**Task to complete:** Drop all images and give the records again exactly.

**Material provided:**
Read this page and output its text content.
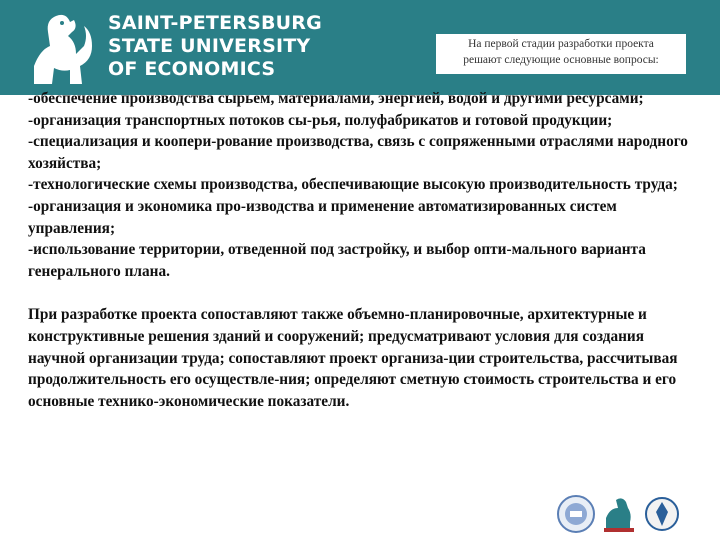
SAINT-PETERSBURG
STATE UNIVERSITY
OF ECONOMICS
На первой стадии разработки проекта
решают следующие основные вопросы:
-обеспечение производства сырьем, материалами, энергией, водой и другими ресурсами;
-организация транспортных потоков сы-рья, полуфабрикатов и готовой продукции;
-специализация и коопери-рование производства, связь с сопряженными отраслями народного хозяйства;
-технологические схемы производства, обеспечивающие высокую производительность труда;
-организация и экономика про-изводства и применение автоматизированных систем управления;
-использование территории, отведенной под застройку, и выбор опти-мального варианта генерального плана.

При разработке проекта сопоставляют также объемно-планировочные, архитектурные и конструктивные решения зданий и сооружений; предусматривают условия для создания научной организации труда; сопоставляют проект организа-ции строительства, рассчитывая продолжительность его осуществле-ния; определяют сметную стоимость строительства и его основные технико-экономические показатели.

**Solved exercise:**
Read this page and output its text content.
SAINT-PETERSBURG
STATE UNIVERSITY
OF ECONOMICS
На первой стадии разработки проекта
решают следующие основные вопросы:
-обеспечение производства сырьем, материалами, энергией, водой и другими ресурсами;
-организация транспортных потоков сы-рья, полуфабрикатов и готовой продукции;
-специализация и коопери-рование производства, связь с сопряженными отраслями народного хозяйства;
-технологические схемы производства, обеспечивающие высокую производительность труда;
-организация и экономика про-изводства и применение автоматизированных систем управления;
-использование территории, отведенной под застройку, и выбор опти-мального варианта генерального плана.

При разработке проекта сопоставляют также объемно-планировочные, архитектурные и конструктивные решения зданий и сооружений; предусматривают условия для создания научной организации труда; сопоставляют проект организа-ции строительства, рассчитывая продолжительность его осуществле-ния; определяют сметную стоимость строительства и его основные технико-экономические показатели.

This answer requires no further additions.